Older blog entries for mslicker (starting at number 30)

15 Sep 2002 (updated 16 Sep 2002 at 03:10 UTC) »
mbp, Thanks for your last couple of posts. I am reminded that Computer Science is much closer to Physics than Mathematics. Machines are bound by physical reality, and while mostly under our control, are subject to unexpected events which makes "proof" unattainable.

The mathematical proof, is still a useful techinique in eliminating most expected bugs. If we prove that a program computes the gcd, we can have little doubt of it's function on a real machine, assuming the input integers are within the machines limits.

raph, writes:

I believe that it is possible to design programming languages and runtimes to be much, much simpler.
It's already been done, it's called colorForth.

Compatibility with existing designs is also important. Internal consistency can be proved, but compatibility can only be tested. This principle extends to file formats, programming languages, instruction sets, compression algorithms, communication protocols, file systems, all manner of I/O techniques, API's, etc. In other words, most of the things you care about when building a real system.
GNU is faith based computing. There is no way any one person check all these things, not even close. You have trust the work of others to a high degree, and also make broad assumptions in creating new work.

--- Update

graydon, Actually that was a quote of raph. My apology for the confusion, my quotation style was ambiguous.

response to tk:

Forth

It is probably the nature of Forth and also the excelent design of colorForth that I don't worry about standards and compatability so much. For other things, like Unix, as you say the cost may be huge.

In Forth the main thing that can foul things up is the semantics of the operators. As I've pointed out previously, the operators of colorForth are quite evolved. The block format is unlikely to change, it was designed to be extensible, so embeding different types of information in source code is entirely possible. I think this idea is quite neat, you could embed a string from another character encoding, or any other custom data. You could even include the code which extends the compiler inside your application, so there is no dependency.

So short term anoyances are unlikely with colorForth. In the long term, if the system has really changed so much, it is likely the hardware has changed as well. In this case your code probably isn't relevant. It might be best to start from scratch. I've noticed the changes in Chuck's Forth occur with changes in the hardware. The last 30 years have seen many hardware changes. Forth is considered the interface to the machine, so it is quite understandable for the Forth to change as well.

——————

> _WHAT IS BEING ASKED_
Answer these questions from the blog post on colorForth:
1. According to the post, Computer Science is much closer to which field than to Mathematics?
2. What is named as already being a much simpler programming language and runtime?
3. The post says changes in Chuck's Forth occur along with changes in what?
The entries that come next are from a separate source, not from the blog post.

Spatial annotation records
——————

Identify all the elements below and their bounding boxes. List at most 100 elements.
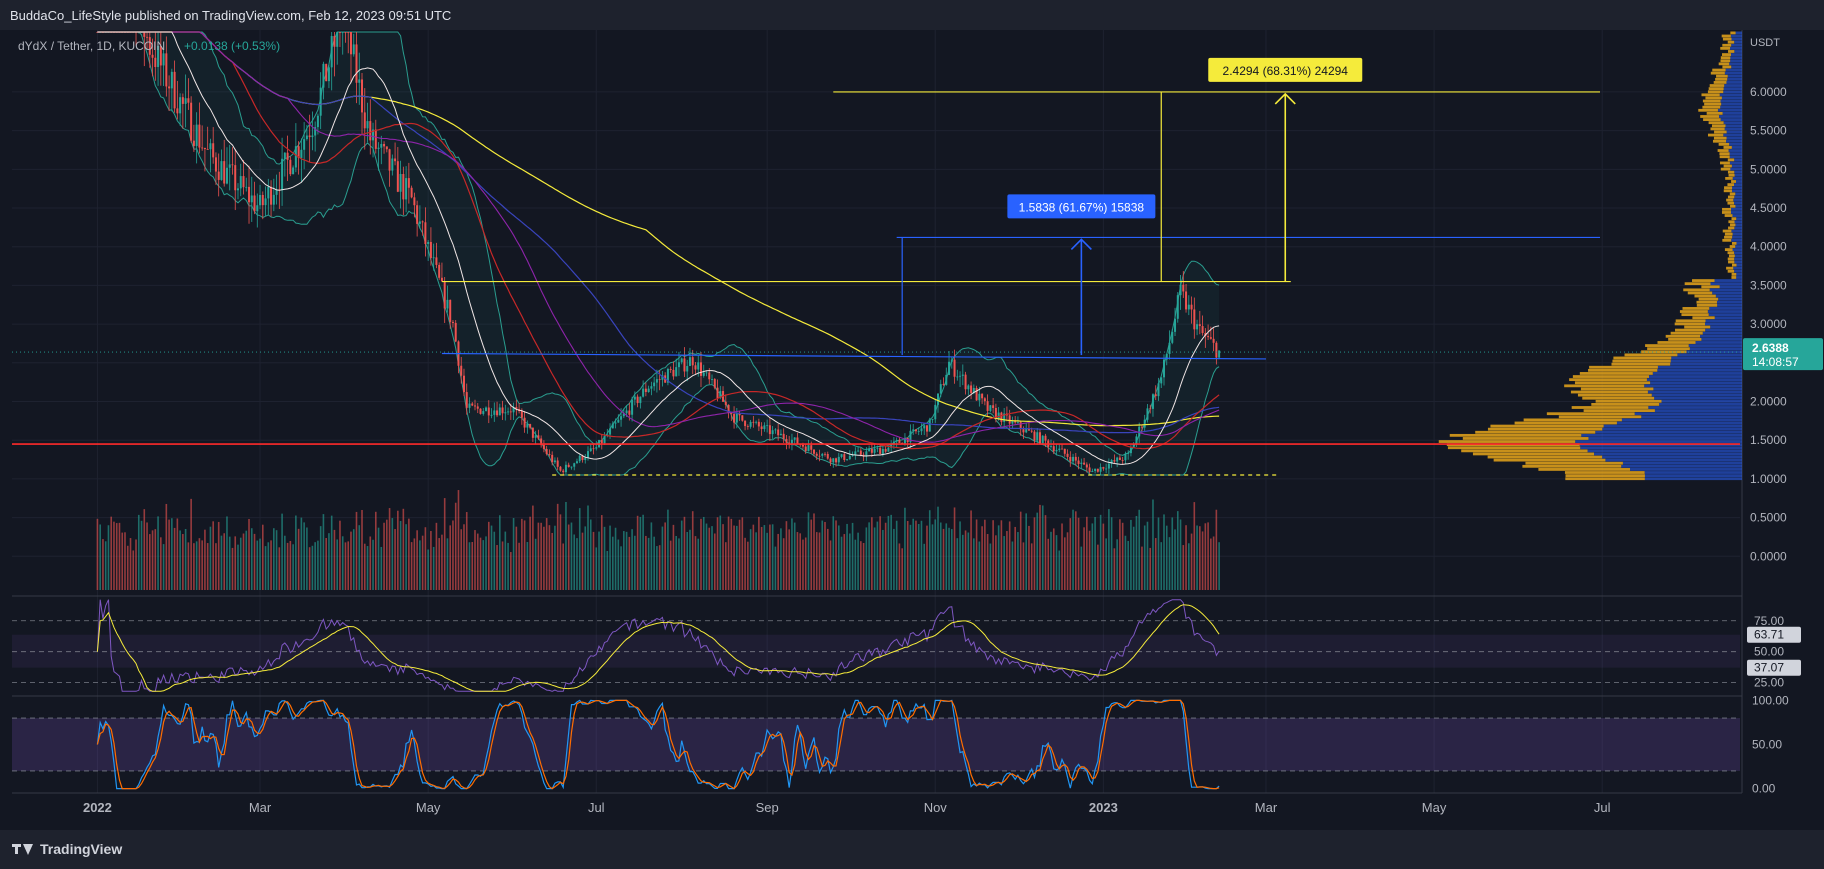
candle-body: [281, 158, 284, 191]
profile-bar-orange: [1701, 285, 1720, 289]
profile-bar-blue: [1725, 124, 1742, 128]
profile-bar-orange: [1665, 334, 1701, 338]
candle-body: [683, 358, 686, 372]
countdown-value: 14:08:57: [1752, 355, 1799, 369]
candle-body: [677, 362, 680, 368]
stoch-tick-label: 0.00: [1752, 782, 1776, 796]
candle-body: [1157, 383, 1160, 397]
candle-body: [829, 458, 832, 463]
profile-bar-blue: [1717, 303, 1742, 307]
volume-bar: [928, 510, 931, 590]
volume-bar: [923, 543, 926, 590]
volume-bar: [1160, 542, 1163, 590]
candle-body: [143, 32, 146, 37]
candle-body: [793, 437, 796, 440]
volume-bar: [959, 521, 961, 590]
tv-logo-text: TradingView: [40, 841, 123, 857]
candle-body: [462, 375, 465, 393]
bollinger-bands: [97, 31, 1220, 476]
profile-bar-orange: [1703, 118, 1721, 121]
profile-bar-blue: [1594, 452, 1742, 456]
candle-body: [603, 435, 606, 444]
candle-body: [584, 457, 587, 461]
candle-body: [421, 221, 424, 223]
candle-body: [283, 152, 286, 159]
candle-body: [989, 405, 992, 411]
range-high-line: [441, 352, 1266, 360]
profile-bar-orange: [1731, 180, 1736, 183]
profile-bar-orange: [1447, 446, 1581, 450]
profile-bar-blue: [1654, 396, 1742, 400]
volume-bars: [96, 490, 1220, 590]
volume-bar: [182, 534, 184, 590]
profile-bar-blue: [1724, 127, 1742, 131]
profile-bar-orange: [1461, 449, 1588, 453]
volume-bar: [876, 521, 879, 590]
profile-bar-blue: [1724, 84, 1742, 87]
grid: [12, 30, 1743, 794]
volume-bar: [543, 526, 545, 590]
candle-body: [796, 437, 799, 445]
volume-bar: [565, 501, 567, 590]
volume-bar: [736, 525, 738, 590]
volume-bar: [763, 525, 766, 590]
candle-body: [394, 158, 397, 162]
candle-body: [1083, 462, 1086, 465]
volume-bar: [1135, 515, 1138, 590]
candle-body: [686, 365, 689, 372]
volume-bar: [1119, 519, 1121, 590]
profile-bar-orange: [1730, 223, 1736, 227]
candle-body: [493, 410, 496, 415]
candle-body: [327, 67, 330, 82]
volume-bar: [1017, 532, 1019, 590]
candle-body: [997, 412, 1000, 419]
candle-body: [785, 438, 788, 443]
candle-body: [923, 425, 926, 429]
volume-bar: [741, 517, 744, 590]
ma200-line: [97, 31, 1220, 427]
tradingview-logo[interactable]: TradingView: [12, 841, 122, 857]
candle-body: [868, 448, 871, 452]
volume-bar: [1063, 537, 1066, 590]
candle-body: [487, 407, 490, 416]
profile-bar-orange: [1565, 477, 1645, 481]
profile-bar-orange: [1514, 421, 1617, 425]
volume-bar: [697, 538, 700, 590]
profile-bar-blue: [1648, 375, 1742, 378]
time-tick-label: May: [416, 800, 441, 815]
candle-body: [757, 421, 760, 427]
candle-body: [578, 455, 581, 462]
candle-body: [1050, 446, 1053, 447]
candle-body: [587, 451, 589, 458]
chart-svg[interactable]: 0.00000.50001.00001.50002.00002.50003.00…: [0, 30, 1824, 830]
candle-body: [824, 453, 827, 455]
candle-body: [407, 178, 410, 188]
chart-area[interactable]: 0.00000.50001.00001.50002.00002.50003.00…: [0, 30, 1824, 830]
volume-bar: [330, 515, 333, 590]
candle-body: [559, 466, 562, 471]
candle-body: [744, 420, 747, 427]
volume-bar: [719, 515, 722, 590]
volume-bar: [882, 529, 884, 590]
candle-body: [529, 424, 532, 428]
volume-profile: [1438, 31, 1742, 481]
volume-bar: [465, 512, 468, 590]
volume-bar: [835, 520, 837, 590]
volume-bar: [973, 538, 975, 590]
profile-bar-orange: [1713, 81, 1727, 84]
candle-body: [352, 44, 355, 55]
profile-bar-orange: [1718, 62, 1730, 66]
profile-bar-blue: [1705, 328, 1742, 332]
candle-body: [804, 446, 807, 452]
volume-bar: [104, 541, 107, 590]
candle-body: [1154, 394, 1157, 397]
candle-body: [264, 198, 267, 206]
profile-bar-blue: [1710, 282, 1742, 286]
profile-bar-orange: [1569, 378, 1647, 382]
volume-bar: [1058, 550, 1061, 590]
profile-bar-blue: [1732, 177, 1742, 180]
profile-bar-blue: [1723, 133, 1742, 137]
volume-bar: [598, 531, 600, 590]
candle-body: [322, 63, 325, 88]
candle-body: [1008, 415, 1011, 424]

——————

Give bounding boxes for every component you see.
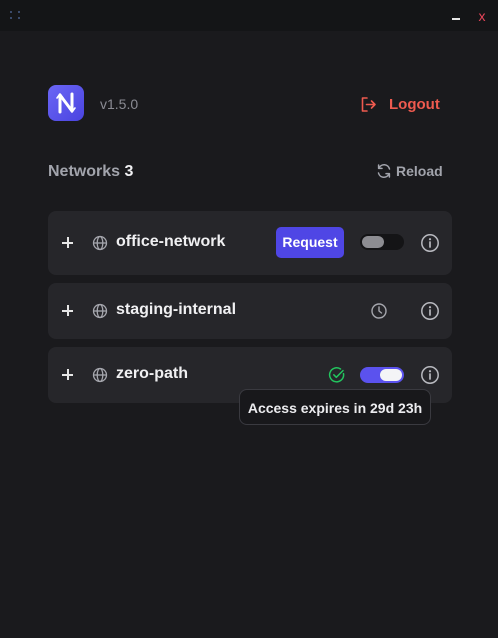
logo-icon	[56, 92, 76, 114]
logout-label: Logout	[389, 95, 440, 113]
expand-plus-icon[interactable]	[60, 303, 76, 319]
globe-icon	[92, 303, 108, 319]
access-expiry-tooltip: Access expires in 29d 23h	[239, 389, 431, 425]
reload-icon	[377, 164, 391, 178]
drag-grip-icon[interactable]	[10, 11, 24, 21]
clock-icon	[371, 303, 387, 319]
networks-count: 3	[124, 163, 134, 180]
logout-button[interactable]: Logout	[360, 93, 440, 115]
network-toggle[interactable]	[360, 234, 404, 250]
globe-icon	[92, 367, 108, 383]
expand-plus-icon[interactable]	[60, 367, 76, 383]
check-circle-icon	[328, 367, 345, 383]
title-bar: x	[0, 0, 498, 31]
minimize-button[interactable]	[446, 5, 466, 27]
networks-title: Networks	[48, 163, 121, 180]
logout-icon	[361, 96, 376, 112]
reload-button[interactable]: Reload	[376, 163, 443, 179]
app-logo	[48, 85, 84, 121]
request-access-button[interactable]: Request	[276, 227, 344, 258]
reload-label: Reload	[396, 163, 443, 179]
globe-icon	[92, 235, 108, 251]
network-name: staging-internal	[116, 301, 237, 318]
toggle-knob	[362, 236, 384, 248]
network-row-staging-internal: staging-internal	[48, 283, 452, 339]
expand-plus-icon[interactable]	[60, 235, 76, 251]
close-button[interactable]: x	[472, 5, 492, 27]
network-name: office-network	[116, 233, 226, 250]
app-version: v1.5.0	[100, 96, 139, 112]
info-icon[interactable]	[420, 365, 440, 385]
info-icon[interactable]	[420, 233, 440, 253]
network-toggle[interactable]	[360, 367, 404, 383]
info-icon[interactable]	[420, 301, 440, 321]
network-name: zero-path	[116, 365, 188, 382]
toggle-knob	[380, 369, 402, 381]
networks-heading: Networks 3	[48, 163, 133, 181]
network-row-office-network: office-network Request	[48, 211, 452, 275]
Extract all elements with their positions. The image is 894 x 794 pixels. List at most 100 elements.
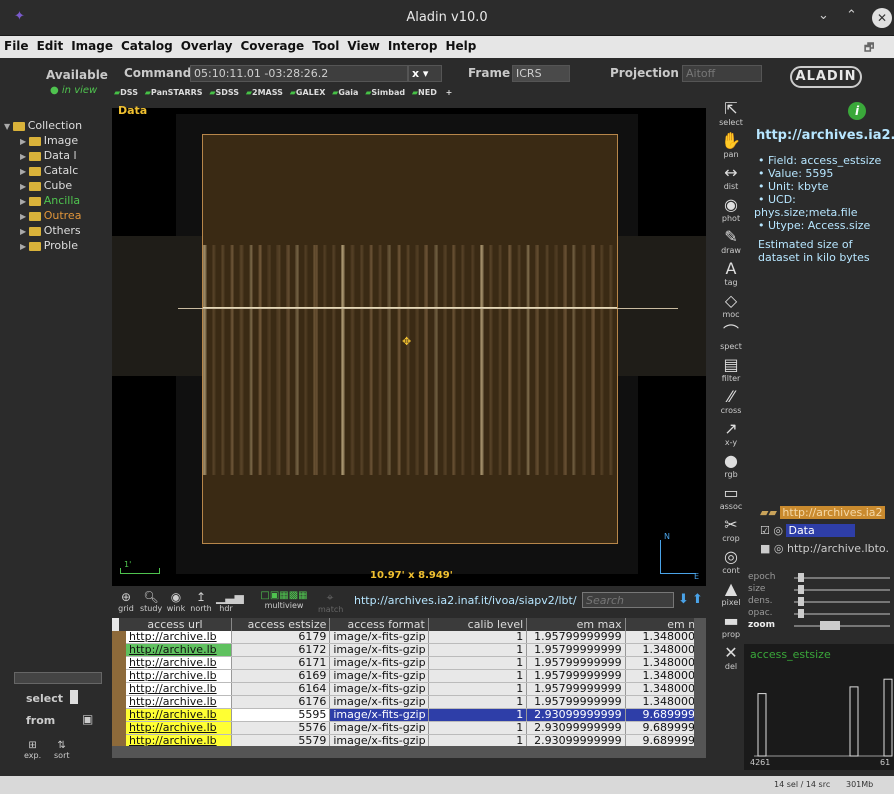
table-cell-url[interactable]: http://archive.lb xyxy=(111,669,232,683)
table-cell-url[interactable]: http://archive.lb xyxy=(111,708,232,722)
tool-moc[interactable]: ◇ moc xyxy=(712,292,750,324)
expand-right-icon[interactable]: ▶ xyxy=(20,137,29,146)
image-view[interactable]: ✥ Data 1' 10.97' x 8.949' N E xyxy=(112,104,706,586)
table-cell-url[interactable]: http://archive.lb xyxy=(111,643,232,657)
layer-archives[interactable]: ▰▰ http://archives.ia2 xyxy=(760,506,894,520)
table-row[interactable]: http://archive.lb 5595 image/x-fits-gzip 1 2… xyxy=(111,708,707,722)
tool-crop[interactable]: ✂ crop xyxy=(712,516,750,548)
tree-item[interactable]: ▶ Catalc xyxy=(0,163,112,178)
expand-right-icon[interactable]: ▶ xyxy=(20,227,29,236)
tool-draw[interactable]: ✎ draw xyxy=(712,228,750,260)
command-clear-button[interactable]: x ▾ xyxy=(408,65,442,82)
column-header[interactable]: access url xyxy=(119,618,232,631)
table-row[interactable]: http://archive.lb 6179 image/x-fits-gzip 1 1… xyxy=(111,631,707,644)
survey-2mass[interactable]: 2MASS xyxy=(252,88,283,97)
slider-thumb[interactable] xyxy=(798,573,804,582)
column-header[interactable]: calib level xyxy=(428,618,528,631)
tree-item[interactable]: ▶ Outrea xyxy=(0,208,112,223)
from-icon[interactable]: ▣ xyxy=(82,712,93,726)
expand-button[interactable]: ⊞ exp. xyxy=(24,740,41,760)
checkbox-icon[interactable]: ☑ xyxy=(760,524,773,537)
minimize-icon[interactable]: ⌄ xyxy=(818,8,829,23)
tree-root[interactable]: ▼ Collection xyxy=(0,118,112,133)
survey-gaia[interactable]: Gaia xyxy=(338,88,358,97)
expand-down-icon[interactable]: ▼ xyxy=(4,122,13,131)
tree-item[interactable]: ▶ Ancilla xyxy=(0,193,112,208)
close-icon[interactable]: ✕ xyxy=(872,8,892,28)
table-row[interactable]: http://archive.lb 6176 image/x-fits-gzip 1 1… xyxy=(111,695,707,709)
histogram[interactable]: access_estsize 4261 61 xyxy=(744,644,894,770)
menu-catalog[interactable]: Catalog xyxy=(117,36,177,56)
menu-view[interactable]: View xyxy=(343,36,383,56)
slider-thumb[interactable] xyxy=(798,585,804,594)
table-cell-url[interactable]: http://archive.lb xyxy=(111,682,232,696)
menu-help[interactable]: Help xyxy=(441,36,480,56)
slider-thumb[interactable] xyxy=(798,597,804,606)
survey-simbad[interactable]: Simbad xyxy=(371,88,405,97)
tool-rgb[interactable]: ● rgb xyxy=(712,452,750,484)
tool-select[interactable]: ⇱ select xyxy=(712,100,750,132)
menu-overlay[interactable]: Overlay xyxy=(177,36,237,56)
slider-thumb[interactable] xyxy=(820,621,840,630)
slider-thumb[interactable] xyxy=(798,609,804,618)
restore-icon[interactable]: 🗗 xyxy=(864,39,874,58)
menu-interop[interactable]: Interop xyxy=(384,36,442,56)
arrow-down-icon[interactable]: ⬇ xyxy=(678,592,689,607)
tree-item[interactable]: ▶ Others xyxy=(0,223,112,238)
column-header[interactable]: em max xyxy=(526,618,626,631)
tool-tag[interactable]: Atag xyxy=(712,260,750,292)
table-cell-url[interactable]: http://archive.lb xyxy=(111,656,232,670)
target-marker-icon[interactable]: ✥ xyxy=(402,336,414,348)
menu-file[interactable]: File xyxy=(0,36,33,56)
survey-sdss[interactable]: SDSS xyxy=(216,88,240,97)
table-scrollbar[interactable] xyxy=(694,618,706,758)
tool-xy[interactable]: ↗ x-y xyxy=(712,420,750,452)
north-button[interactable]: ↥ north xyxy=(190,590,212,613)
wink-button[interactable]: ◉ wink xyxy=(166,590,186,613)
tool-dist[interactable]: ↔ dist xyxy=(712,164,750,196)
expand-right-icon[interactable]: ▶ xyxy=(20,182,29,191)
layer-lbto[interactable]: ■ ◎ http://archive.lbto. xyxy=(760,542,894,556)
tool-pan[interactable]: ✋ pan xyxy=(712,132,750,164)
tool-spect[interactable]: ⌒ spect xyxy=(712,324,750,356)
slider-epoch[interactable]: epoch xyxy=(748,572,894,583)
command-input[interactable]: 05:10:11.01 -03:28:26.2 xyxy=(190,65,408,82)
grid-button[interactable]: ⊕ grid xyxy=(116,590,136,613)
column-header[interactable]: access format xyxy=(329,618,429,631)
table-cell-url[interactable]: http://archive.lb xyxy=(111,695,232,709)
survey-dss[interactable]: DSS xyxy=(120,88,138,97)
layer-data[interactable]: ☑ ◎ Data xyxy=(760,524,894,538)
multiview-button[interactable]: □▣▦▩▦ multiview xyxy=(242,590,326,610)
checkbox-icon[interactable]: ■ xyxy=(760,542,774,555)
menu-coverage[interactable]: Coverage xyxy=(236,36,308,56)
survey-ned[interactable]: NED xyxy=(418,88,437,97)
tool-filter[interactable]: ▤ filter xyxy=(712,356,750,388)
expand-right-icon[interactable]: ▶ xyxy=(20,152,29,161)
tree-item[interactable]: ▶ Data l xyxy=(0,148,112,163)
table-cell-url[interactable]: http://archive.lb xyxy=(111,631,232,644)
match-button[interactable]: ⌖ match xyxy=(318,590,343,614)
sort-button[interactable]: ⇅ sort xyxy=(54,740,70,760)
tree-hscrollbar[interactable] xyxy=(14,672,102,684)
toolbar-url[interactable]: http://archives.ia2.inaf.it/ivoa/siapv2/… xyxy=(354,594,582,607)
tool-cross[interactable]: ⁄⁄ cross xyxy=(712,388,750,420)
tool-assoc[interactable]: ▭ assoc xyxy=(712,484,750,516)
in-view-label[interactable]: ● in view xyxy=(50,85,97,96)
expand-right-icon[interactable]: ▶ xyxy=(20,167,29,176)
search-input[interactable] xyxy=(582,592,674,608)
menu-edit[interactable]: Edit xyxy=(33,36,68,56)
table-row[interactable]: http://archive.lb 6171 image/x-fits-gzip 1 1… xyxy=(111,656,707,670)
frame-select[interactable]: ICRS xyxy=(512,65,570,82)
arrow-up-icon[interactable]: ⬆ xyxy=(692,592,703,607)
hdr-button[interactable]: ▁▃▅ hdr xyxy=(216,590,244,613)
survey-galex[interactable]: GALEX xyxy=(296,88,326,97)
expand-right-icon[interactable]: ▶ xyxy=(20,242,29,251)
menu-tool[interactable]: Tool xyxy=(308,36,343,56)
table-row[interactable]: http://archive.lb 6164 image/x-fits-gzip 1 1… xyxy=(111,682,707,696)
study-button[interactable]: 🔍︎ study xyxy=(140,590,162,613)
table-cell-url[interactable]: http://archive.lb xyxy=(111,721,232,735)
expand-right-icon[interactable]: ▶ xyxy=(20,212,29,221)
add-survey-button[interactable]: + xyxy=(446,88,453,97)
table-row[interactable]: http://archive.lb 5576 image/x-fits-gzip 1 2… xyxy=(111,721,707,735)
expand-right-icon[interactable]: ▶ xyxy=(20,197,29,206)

——————

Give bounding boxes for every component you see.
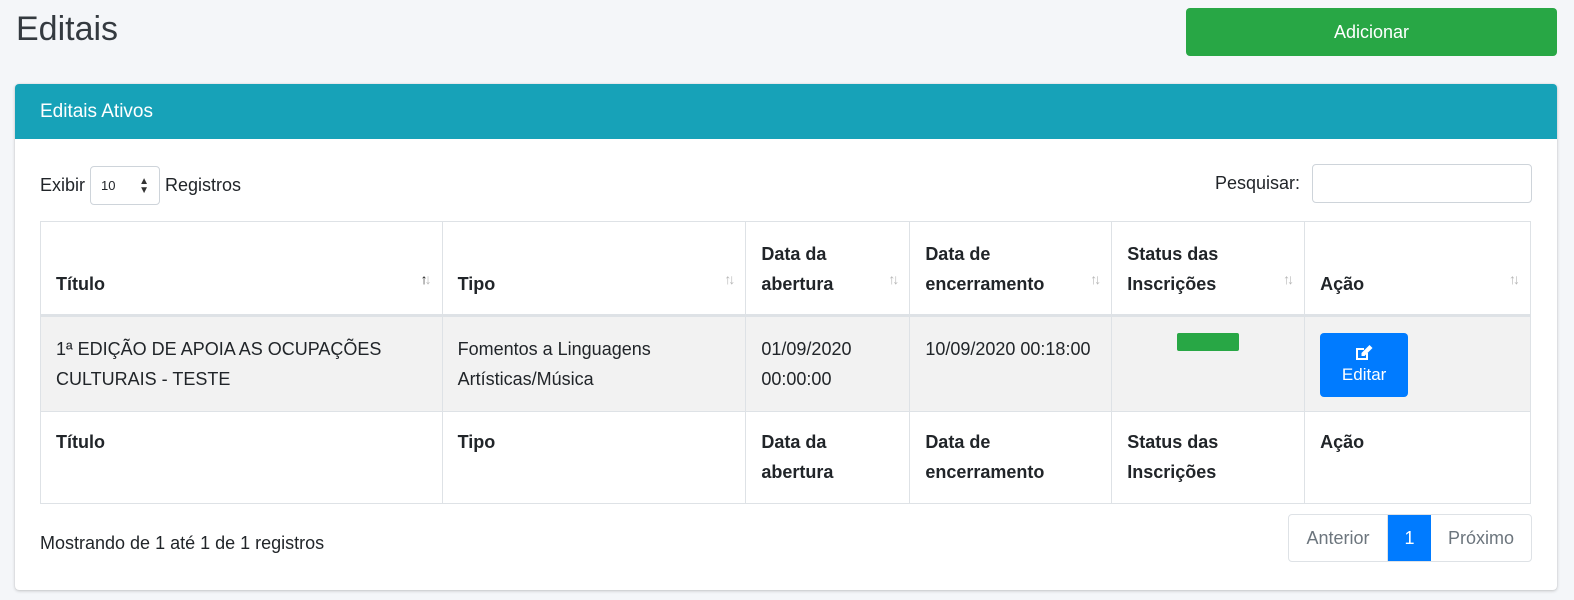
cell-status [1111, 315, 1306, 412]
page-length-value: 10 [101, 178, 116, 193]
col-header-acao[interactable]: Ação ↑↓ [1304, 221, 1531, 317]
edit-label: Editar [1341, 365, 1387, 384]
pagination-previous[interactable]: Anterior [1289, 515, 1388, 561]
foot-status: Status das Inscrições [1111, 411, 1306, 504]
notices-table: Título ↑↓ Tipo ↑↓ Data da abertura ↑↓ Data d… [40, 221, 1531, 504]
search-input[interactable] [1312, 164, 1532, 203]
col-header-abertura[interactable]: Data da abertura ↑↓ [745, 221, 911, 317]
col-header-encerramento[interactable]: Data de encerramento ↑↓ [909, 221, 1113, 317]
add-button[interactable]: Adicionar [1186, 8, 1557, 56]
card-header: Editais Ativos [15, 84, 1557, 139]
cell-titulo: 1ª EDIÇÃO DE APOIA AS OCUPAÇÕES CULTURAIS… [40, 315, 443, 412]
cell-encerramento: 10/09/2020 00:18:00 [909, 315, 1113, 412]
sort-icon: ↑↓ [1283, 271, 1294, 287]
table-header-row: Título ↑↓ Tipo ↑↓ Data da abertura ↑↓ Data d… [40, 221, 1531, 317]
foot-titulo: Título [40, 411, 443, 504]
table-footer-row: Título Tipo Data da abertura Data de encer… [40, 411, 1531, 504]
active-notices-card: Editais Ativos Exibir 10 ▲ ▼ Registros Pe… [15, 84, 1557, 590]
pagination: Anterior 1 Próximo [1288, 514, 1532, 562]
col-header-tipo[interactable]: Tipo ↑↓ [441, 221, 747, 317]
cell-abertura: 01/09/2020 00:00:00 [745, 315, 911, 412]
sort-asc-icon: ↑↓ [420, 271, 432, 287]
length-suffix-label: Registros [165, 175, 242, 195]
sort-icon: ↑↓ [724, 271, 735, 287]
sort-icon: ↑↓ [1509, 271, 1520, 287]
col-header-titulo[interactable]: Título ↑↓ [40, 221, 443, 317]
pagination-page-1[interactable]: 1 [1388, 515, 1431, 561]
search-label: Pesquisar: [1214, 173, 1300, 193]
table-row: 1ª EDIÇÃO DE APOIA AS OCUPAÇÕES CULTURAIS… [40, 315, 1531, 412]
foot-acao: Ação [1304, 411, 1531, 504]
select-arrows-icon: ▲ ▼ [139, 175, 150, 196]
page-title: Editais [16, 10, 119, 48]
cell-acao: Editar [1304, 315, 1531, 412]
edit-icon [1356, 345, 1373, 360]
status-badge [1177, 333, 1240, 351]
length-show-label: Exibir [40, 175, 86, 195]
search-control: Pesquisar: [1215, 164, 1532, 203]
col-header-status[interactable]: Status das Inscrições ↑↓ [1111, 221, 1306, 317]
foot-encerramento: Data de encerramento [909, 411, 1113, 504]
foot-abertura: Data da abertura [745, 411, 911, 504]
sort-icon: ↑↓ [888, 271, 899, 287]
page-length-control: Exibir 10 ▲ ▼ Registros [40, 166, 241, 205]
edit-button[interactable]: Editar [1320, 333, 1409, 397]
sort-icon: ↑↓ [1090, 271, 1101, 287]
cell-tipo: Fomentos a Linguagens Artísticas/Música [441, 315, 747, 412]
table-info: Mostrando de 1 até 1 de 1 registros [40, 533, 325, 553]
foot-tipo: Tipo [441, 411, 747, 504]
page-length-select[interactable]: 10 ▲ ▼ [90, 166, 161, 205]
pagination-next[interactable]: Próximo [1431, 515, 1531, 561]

——————

> _FULL ANSWER_
1. Physics
2. colorForth
3. The hardware